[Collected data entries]
────

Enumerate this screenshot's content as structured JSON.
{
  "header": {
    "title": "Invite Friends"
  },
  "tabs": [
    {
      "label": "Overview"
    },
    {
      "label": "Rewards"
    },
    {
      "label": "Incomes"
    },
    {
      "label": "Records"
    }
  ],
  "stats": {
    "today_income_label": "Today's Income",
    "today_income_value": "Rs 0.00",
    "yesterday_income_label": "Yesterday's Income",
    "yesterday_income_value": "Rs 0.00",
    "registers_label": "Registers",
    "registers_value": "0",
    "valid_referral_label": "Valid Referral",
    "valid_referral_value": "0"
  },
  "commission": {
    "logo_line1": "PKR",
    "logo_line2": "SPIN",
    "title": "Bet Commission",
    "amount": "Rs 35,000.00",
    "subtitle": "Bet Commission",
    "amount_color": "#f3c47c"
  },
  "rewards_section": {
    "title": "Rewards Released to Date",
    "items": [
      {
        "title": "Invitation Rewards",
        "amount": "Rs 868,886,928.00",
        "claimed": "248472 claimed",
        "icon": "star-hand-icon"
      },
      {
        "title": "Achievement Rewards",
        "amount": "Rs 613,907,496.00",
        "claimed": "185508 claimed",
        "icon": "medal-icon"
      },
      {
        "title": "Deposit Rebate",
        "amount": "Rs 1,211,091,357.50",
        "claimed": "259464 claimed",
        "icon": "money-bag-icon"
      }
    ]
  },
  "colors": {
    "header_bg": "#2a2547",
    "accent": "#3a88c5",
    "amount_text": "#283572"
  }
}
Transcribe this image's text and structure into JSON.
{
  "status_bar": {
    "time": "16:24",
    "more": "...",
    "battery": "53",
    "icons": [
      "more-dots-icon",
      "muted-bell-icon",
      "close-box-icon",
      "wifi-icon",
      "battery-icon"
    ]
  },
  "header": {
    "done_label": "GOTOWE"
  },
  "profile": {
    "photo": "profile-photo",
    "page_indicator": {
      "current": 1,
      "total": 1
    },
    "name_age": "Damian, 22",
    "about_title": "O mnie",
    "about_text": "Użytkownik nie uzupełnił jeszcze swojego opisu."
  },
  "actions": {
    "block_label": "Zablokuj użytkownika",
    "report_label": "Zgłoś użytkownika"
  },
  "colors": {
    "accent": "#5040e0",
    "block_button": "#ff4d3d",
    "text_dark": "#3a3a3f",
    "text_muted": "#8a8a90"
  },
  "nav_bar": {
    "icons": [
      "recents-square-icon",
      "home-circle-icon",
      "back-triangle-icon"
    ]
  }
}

────

• _EXERCISE INSTRUCTIONS_: Copy the records above exactly as they appear.

• _ANSWER TO THIS EXERCISE_:
Enumerate this screenshot's content as structured JSON.
{
  "header": {
    "title": "Invite Friends"
  },
  "tabs": [
    {
      "label": "Overview"
    },
    {
      "label": "Rewards"
    },
    {
      "label": "Incomes"
    },
    {
      "label": "Records"
    }
  ],
  "stats": {
    "today_income_label": "Today's Income",
    "today_income_value": "Rs 0.00",
    "yesterday_income_label": "Yesterday's Income",
    "yesterday_income_value": "Rs 0.00",
    "registers_label": "Registers",
    "registers_value": "0",
    "valid_referral_label": "Valid Referral",
    "valid_referral_value": "0"
  },
  "commission": {
    "logo_line1": "PKR",
    "logo_line2": "SPIN",
    "title": "Bet Commission",
    "amount": "Rs 35,000.00",
    "subtitle": "Bet Commission",
    "amount_color": "#f3c47c"
  },
  "rewards_section": {
    "title": "Rewards Released to Date",
    "items": [
      {
        "title": "Invitation Rewards",
        "amount": "Rs 868,886,928.00",
        "claimed": "248472 claimed",
        "icon": "star-hand-icon"
      },
      {
        "title": "Achievement Rewards",
        "amount": "Rs 613,907,496.00",
        "claimed": "185508 claimed",
        "icon": "medal-icon"
      },
      {
        "title": "Deposit Rebate",
        "amount": "Rs 1,211,091,357.50",
        "claimed": "259464 claimed",
        "icon": "money-bag-icon"
      }
    ]
  },
  "colors": {
    "header_bg": "#2a2547",
    "accent": "#3a88c5",
    "amount_text": "#283572"
  }
}
Transcribe this image's text and structure into JSON.
{
  "status_bar": {
    "time": "16:24",
    "more": "...",
    "battery": "53",
    "icons": [
      "more-dots-icon",
      "muted-bell-icon",
      "close-box-icon",
      "wifi-icon",
      "battery-icon"
    ]
  },
  "header": {
    "done_label": "GOTOWE"
  },
  "profile": {
    "photo": "profile-photo",
    "page_indicator": {
      "current": 1,
      "total": 1
    },
    "name_age": "Damian, 22",
    "about_title": "O mnie",
    "about_text": "Użytkownik nie uzupełnił jeszcze swojego opisu."
  },
  "actions": {
    "block_label": "Zablokuj użytkownika",
    "report_label": "Zgłoś użytkownika"
  },
  "colors": {
    "accent": "#5040e0",
    "block_button": "#ff4d3d",
    "text_dark": "#3a3a3f",
    "text_muted": "#8a8a90"
  },
  "nav_bar": {
    "icons": [
      "recents-square-icon",
      "home-circle-icon",
      "back-triangle-icon"
    ]
  }
}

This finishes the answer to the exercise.